> **REQUIRED TASK**
Copy every line of these records word for word.

Labeled box records

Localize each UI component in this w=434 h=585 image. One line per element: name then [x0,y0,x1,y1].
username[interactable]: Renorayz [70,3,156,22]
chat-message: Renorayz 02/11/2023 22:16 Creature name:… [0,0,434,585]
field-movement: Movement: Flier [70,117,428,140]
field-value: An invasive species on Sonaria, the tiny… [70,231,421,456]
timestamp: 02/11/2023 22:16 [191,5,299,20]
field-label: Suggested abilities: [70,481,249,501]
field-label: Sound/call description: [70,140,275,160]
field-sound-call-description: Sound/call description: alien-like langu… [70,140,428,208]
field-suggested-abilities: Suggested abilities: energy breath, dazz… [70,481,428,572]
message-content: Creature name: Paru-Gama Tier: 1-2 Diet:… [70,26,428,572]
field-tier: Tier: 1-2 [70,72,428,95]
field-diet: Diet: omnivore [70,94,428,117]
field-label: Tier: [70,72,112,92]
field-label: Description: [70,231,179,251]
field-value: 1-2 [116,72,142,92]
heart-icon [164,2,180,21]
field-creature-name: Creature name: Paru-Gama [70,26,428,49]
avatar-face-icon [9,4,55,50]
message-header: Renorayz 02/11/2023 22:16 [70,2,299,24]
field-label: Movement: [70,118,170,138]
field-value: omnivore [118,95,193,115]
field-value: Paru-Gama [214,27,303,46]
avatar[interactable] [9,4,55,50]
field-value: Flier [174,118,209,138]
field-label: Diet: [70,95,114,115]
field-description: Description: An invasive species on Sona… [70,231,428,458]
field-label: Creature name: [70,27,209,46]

> **SOLUTION BELOW**
Localize each UI component in this w=434 h=585 image. One line per element: name then [x0,y0,x1,y1].
username[interactable]: Renorayz [70,3,156,22]
chat-message: Renorayz 02/11/2023 22:16 Creature name:… [0,0,434,585]
field-movement: Movement: Flier [70,117,428,140]
field-value: An invasive species on Sonaria, the tiny… [70,231,421,456]
timestamp: 02/11/2023 22:16 [191,5,299,20]
field-label: Suggested abilities: [70,481,249,501]
field-label: Sound/call description: [70,140,275,160]
field-sound-call-description: Sound/call description: alien-like langu… [70,140,428,208]
field-suggested-abilities: Suggested abilities: energy breath, dazz… [70,481,428,572]
message-content: Creature name: Paru-Gama Tier: 1-2 Diet:… [70,26,428,572]
field-tier: Tier: 1-2 [70,72,428,95]
field-diet: Diet: omnivore [70,94,428,117]
field-label: Tier: [70,72,112,92]
field-label: Description: [70,231,179,251]
field-value: 1-2 [116,72,142,92]
heart-icon [164,2,180,21]
field-creature-name: Creature name: Paru-Gama [70,26,428,49]
avatar-face-icon [9,4,55,50]
message-header: Renorayz 02/11/2023 22:16 [70,2,299,24]
field-label: Movement: [70,118,170,138]
field-value: omnivore [118,95,193,115]
field-value: Paru-Gama [214,27,303,46]
avatar[interactable] [9,4,55,50]
field-value: Flier [174,118,209,138]
field-label: Diet: [70,95,114,115]
field-description: Description: An invasive species on Sona… [70,231,428,458]
field-label: Creature name: [70,27,209,46]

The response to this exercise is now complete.